=== GIVEN INFORMATION ===

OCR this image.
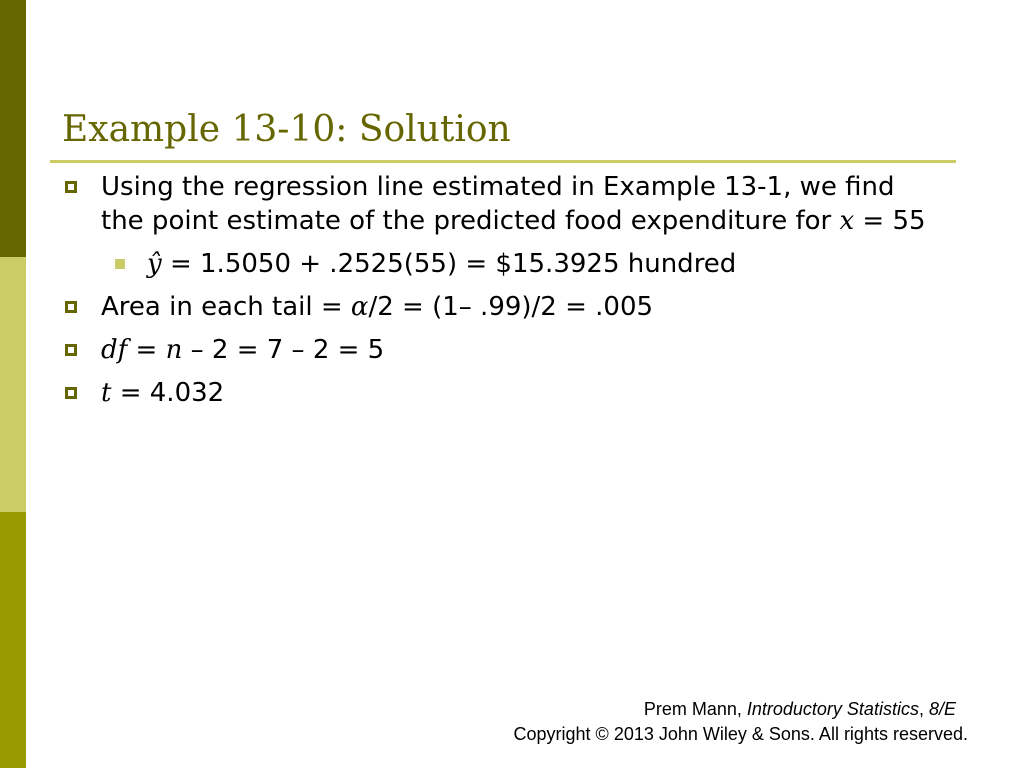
Example 13-10: Solution
Using the regression line estimated in Example 13-1, we find the point estimate of the predicted food expenditure for x = 55
ŷ = 1.5050 + .2525(55) = $15.3925 hundred
Area in each tail = α/2 = (1– .99)/2 = .005
df = n – 2 = 7 – 2 = 5
t = 4.032
Prem Mann, Introductory Statistics, 8/E
Copyright © 2013 John Wiley & Sons. All rights reserved.
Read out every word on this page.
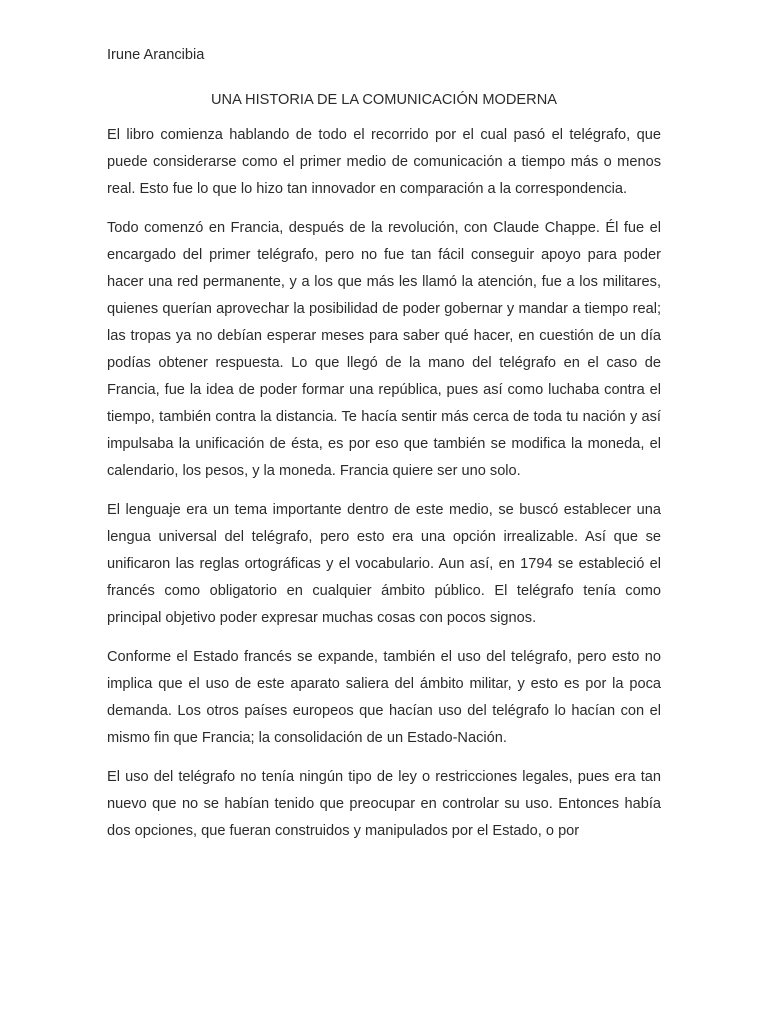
Irune Arancibia

UNA HISTORIA DE LA COMUNICACIÓN MODERNA

El libro comienza hablando de todo el recorrido por el cual pasó el telégrafo, que puede considerarse como el primer medio de comunicación a tiempo más o menos real. Esto fue lo que lo hizo tan innovador en comparación a la correspondencia.

Todo comenzó en Francia, después de la revolución, con Claude Chappe. Él fue el encargado del primer telégrafo, pero no fue tan fácil conseguir apoyo para poder hacer una red permanente, y a los que más les llamó la atención, fue a los militares, quienes querían aprovechar la posibilidad de poder gobernar y mandar a tiempo real; las tropas ya no debían esperar meses para saber qué hacer, en cuestión de un día podías obtener respuesta. Lo que llegó de la mano del telégrafo en el caso de Francia, fue la idea de poder formar una república, pues así como luchaba contra el tiempo, también contra la distancia. Te hacía sentir más cerca de toda tu nación y así impulsaba la unificación de ésta, es por eso que también se modifica la moneda, el calendario, los pesos, y la moneda. Francia quiere ser uno solo.

El lenguaje era un tema importante dentro de este medio, se buscó establecer una lengua universal del telégrafo, pero esto era una opción irrealizable. Así que se unificaron las reglas ortográficas y el vocabulario. Aun así, en 1794 se estableció el francés como obligatorio en cualquier ámbito público. El telégrafo tenía como principal objetivo poder expresar muchas cosas con pocos signos.

Conforme el Estado francés se expande, también el uso del telégrafo, pero esto no implica que el uso de este aparato saliera del ámbito militar, y esto es por la poca demanda. Los otros países europeos que hacían uso del telégrafo lo hacían con el mismo fin que Francia; la consolidación de un Estado-Nación.

El uso del telégrafo no tenía ningún tipo de ley o restricciones legales, pues era tan nuevo que no se habían tenido que preocupar en controlar su uso. Entonces había dos opciones, que fueran construidos y manipulados por el Estado, o por
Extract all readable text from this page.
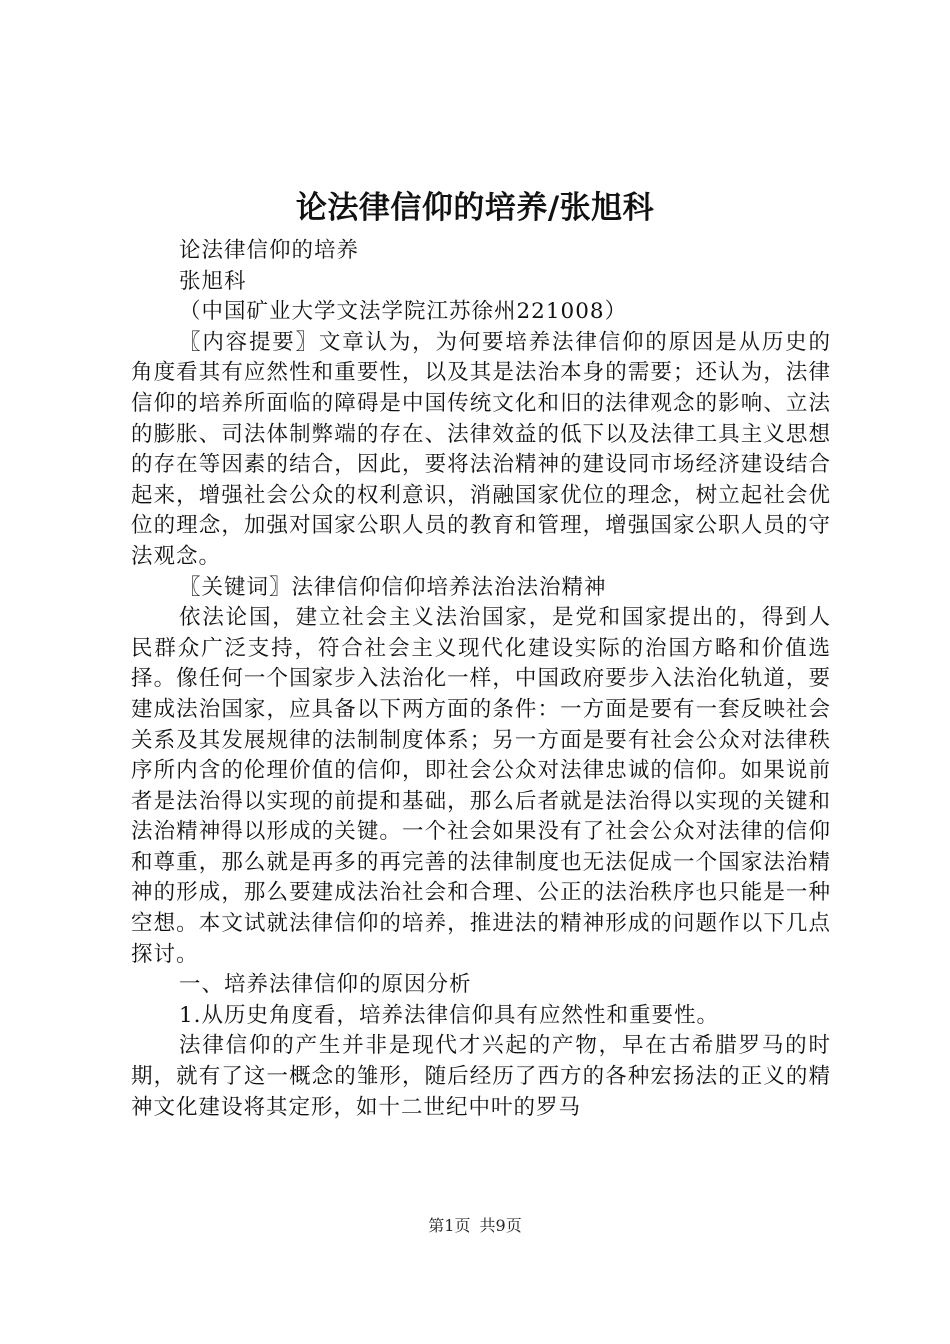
论法律信仰的培养/张旭科

论法律信仰的培养

张旭科

（中国矿业大学文法学院江苏徐州221008）

〖内容提要〗文章认为，为何要培养法律信仰的原因是从历史的角度看其有应然性和重要性，以及其是法治本身的需要；还认为，法律信仰的培养所面临的障碍是中国传统文化和旧的法律观念的影响、立法的膨胀、司法体制弊端的存在、法律效益的低下以及法律工具主义思想的存在等因素的结合，因此，要将法治精神的建设同市场经济建设结合起来，增强社会公众的权利意识，消融国家优位的理念，树立起社会优位的理念，加强对国家公职人员的教育和管理，增强国家公职人员的守法观念。

〖关键词〗法律信仰信仰培养法治法治精神

依法论国，建立社会主义法治国家，是党和国家提出的，得到人民群众广泛支持，符合社会主义现代化建设实际的治国方略和价值选择。像任何一个国家步入法治化一样，中国政府要步入法治化轨道，要建成法治国家，应具备以下两方面的条件：一方面是要有一套反映社会关系及其发展规律的法制制度体系；另一方面是要有社会公众对法律秩序所内含的伦理价值的信仰，即社会公众对法律忠诚的信仰。如果说前者是法治得以实现的前提和基础，那么后者就是法治得以实现的关键和法治精神得以形成的关键。一个社会如果没有了社会公众对法律的信仰和尊重，那么就是再多的再完善的法律制度也无法促成一个国家法治精神的形成，那么要建成法治社会和合理、公正的法治秩序也只能是一种空想。本文试就法律信仰的培养，推进法的精神形成的问题作以下几点探讨。

一、培养法律信仰的原因分析

1.从历史角度看，培养法律信仰具有应然性和重要性。

法律信仰的产生并非是现代才兴起的产物，早在古希腊罗马的时期，就有了这一概念的雏形，随后经历了西方的各种宏扬法的正义的精神文化建设将其定形，如十二世纪中叶的罗马

第1页 共9页
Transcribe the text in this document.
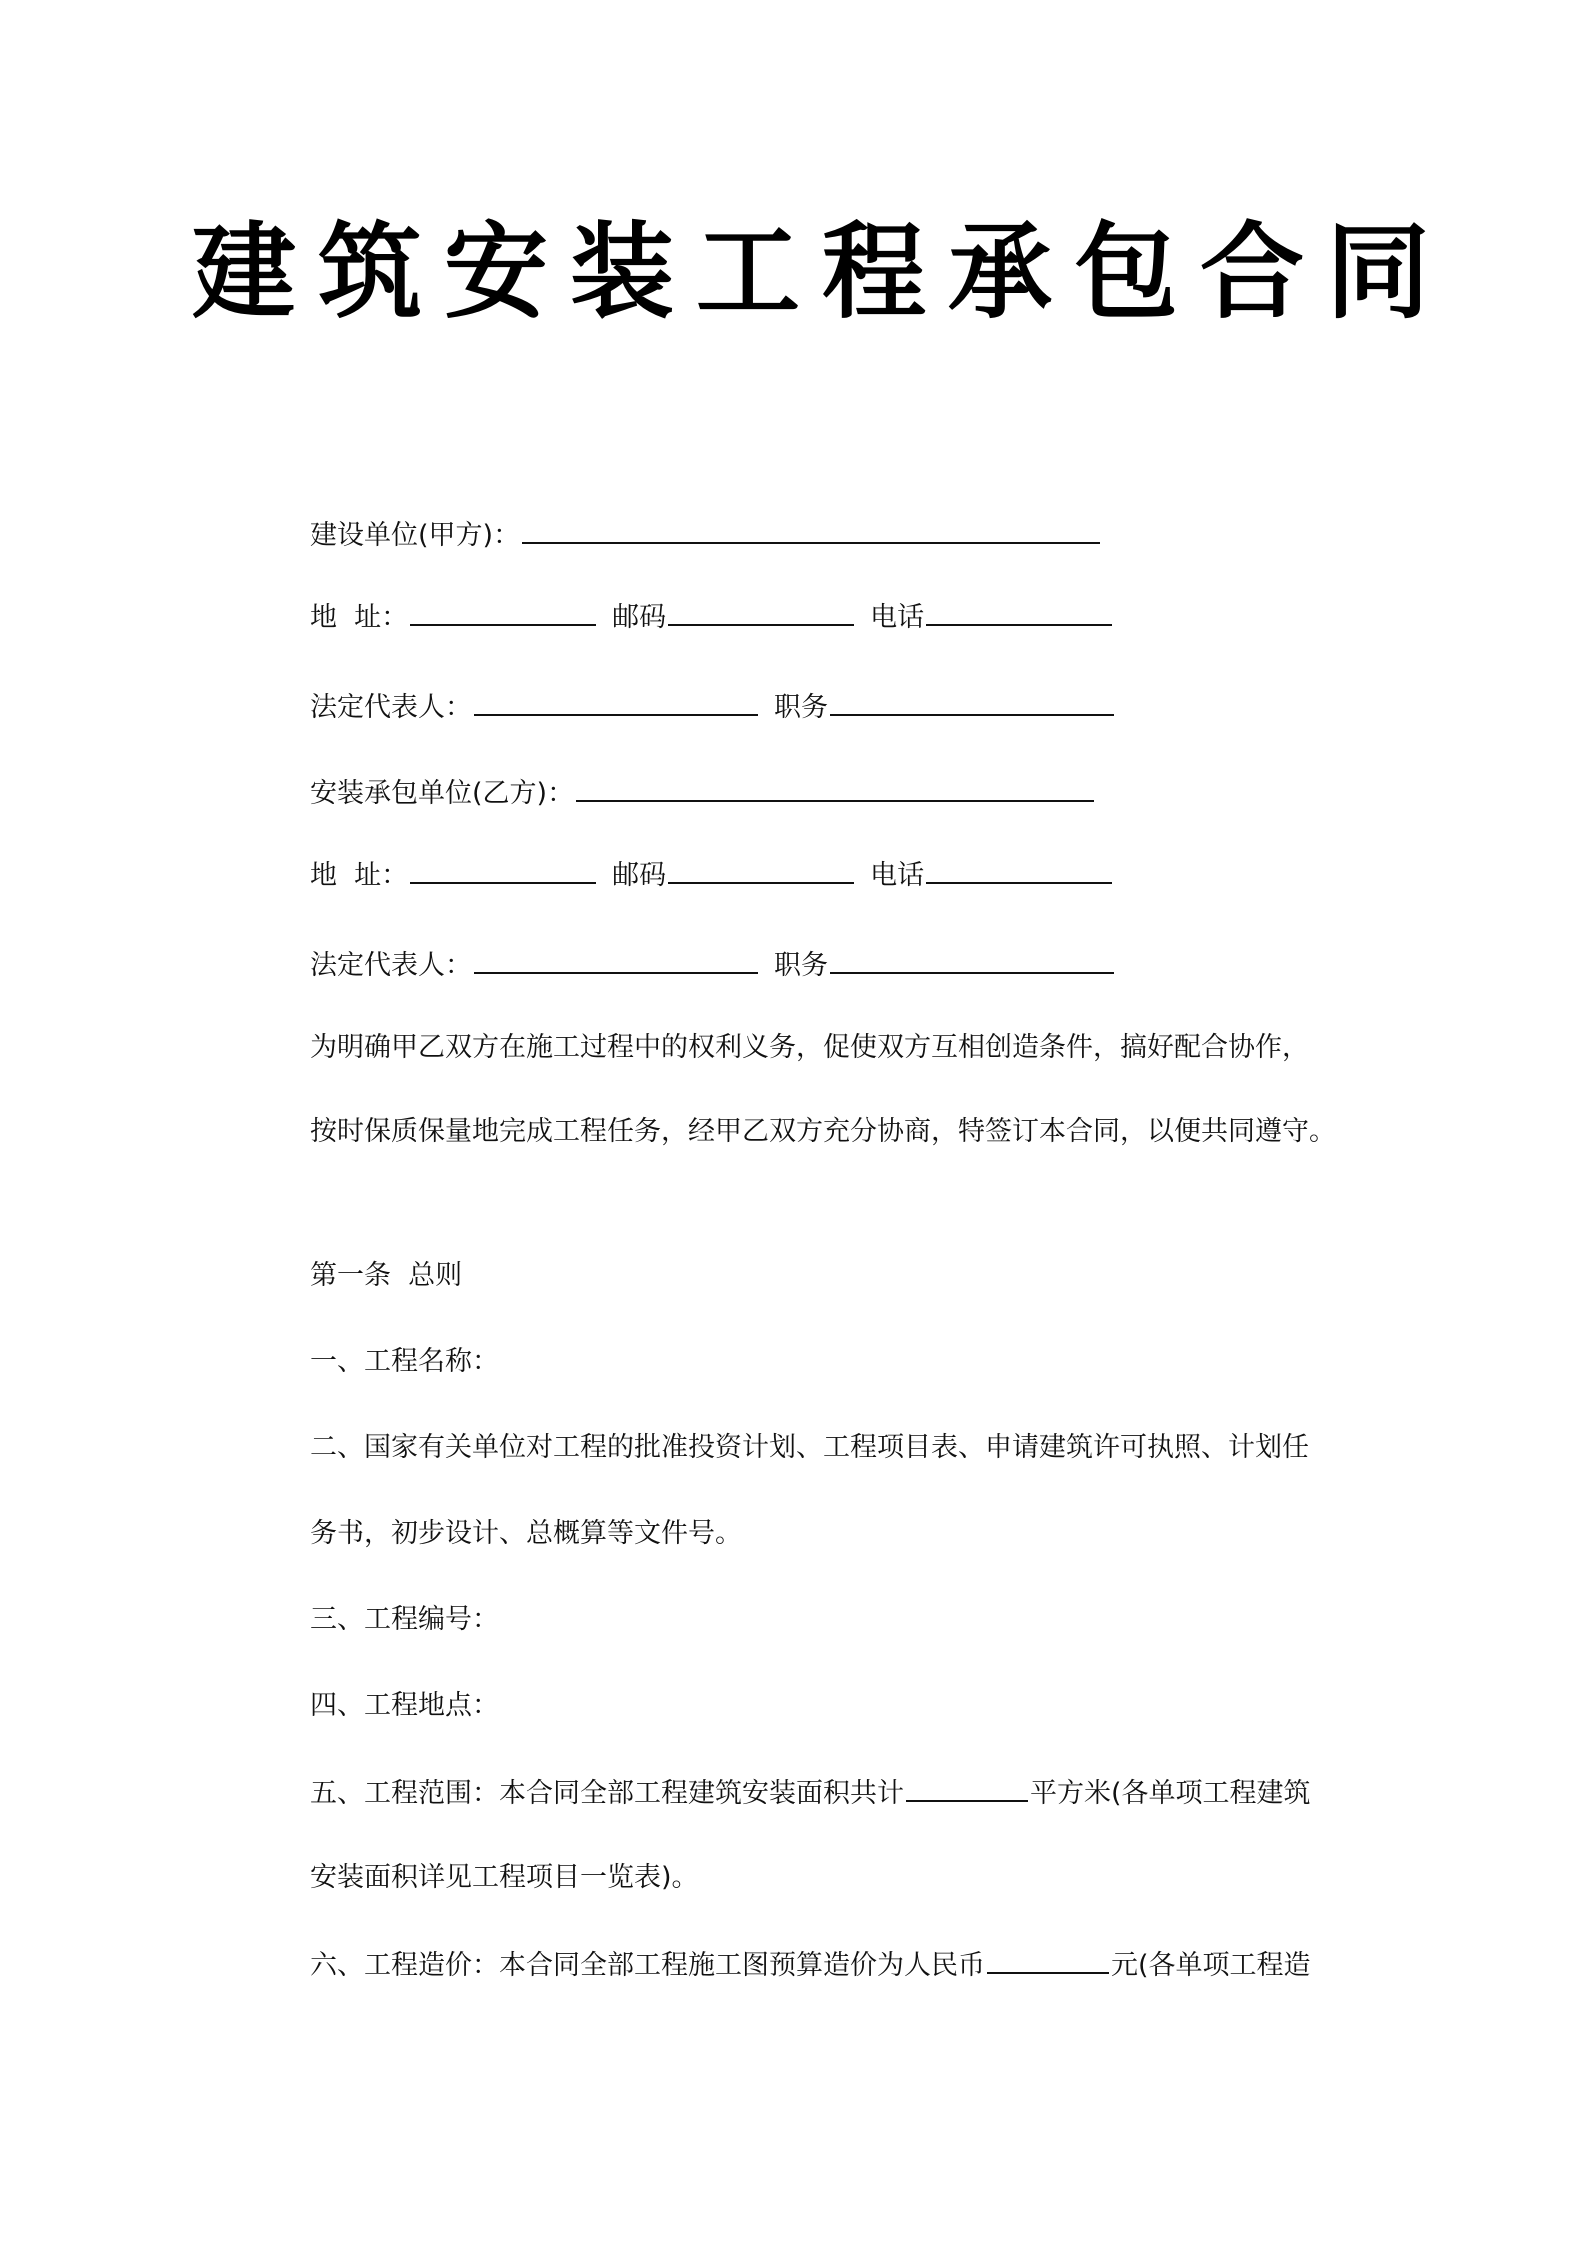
建筑安装工程承包合同
建设单位(甲方)：
地  址：	邮码	电话
法定代表人：	职务
安装承包单位(乙方)：
地  址：	邮码	电话
法定代表人：	职务
为明确甲乙双方在施工过程中的权利义务，促使双方互相创造条件，搞好配合协作，
按时保质保量地完成工程任务，经甲乙双方充分协商，特签订本合同，以便共同遵守。
第一条  总则
一、工程名称：
二、国家有关单位对工程的批准投资计划、工程项目表、申请建筑许可执照、计划任
务书，初步设计、总概算等文件号。
三、工程编号：
四、工程地点：
五、工程范围：本合同全部工程建筑安装面积共计	平方米(各单项工程建筑
安装面积详见工程项目一览表)。
六、工程造价：本合同全部工程施工图预算造价为人民币	元(各单项工程造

===

DIRECTION
The pictures in the entries should be left out; output everything else exactly.

TASK SOLUTION
OCR this image.
Example 13-10: Solution
Using the regression line estimated in Example 13-1, we find the point estimate of the predicted food expenditure for x = 55
ŷ = 1.5050 + .2525(55) = $15.3925 hundred
Area in each tail = α/2 = (1– .99)/2 = .005
df = n – 2 = 7 – 2 = 5
t = 4.032
Prem Mann, Introductory Statistics, 8/E
Copyright © 2013 John Wiley & Sons. All rights reserved.
Read out every word on this page.
Irune Arancibia

UNA HISTORIA DE LA COMUNICACIÓN MODERNA

El libro comienza hablando de todo el recorrido por el cual pasó el telégrafo, que puede considerarse como el primer medio de comunicación a tiempo más o menos real. Esto fue lo que lo hizo tan innovador en comparación a la correspondencia.

Todo comenzó en Francia, después de la revolución, con Claude Chappe. Él fue el encargado del primer telégrafo, pero no fue tan fácil conseguir apoyo para poder hacer una red permanente, y a los que más les llamó la atención, fue a los militares, quienes querían aprovechar la posibilidad de poder gobernar y mandar a tiempo real; las tropas ya no debían esperar meses para saber qué hacer, en cuestión de un día podías obtener respuesta. Lo que llegó de la mano del telégrafo en el caso de Francia, fue la idea de poder formar una república, pues así como luchaba contra el tiempo, también contra la distancia. Te hacía sentir más cerca de toda tu nación y así impulsaba la unificación de ésta, es por eso que también se modifica la moneda, el calendario, los pesos, y la moneda. Francia quiere ser uno solo.

El lenguaje era un tema importante dentro de este medio, se buscó establecer una lengua universal del telégrafo, pero esto era una opción irrealizable. Así que se unificaron las reglas ortográficas y el vocabulario. Aun así, en 1794 se estableció el francés como obligatorio en cualquier ámbito público. El telégrafo tenía como principal objetivo poder expresar muchas cosas con pocos signos.

Conforme el Estado francés se expande, también el uso del telégrafo, pero esto no implica que el uso de este aparato saliera del ámbito militar, y esto es por la poca demanda. Los otros países europeos que hacían uso del telégrafo lo hacían con el mismo fin que Francia; la consolidación de un Estado-Nación.

El uso del telégrafo no tenía ningún tipo de ley o restricciones legales, pues era tan nuevo que no se habían tenido que preocupar en controlar su uso. Entonces había dos opciones, que fueran construidos y manipulados por el Estado, o por
Extract all readable text from this page.
论法律信仰的培养/张旭科

论法律信仰的培养

张旭科

（中国矿业大学文法学院江苏徐州221008）

〖内容提要〗文章认为，为何要培养法律信仰的原因是从历史的角度看其有应然性和重要性，以及其是法治本身的需要；还认为，法律信仰的培养所面临的障碍是中国传统文化和旧的法律观念的影响、立法的膨胀、司法体制弊端的存在、法律效益的低下以及法律工具主义思想的存在等因素的结合，因此，要将法治精神的建设同市场经济建设结合起来，增强社会公众的权利意识，消融国家优位的理念，树立起社会优位的理念，加强对国家公职人员的教育和管理，增强国家公职人员的守法观念。

〖关键词〗法律信仰信仰培养法治法治精神

依法论国，建立社会主义法治国家，是党和国家提出的，得到人民群众广泛支持，符合社会主义现代化建设实际的治国方略和价值选择。像任何一个国家步入法治化一样，中国政府要步入法治化轨道，要建成法治国家，应具备以下两方面的条件：一方面是要有一套反映社会关系及其发展规律的法制制度体系；另一方面是要有社会公众对法律秩序所内含的伦理价值的信仰，即社会公众对法律忠诚的信仰。如果说前者是法治得以实现的前提和基础，那么后者就是法治得以实现的关键和法治精神得以形成的关键。一个社会如果没有了社会公众对法律的信仰和尊重，那么就是再多的再完善的法律制度也无法促成一个国家法治精神的形成，那么要建成法治社会和合理、公正的法治秩序也只能是一种空想。本文试就法律信仰的培养，推进法的精神形成的问题作以下几点探讨。

一、培养法律信仰的原因分析

1.从历史角度看，培养法律信仰具有应然性和重要性。

法律信仰的产生并非是现代才兴起的产物，早在古希腊罗马的时期，就有了这一概念的雏形，随后经历了西方的各种宏扬法的正义的精神文化建设将其定形，如十二世纪中叶的罗马

第1页 共9页
Transcribe the text in this document.
建筑安装工程承包合同
建设单位(甲方)：
地  址：	邮码	电话
法定代表人：	职务
安装承包单位(乙方)：
地  址：	邮码	电话
法定代表人：	职务
为明确甲乙双方在施工过程中的权利义务，促使双方互相创造条件，搞好配合协作，
按时保质保量地完成工程任务，经甲乙双方充分协商，特签订本合同，以便共同遵守。
第一条  总则
一、工程名称：
二、国家有关单位对工程的批准投资计划、工程项目表、申请建筑许可执照、计划任
务书，初步设计、总概算等文件号。
三、工程编号：
四、工程地点：
五、工程范围：本合同全部工程建筑安装面积共计	平方米(各单项工程建筑
安装面积详见工程项目一览表)。
六、工程造价：本合同全部工程施工图预算造价为人民币	元(各单项工程造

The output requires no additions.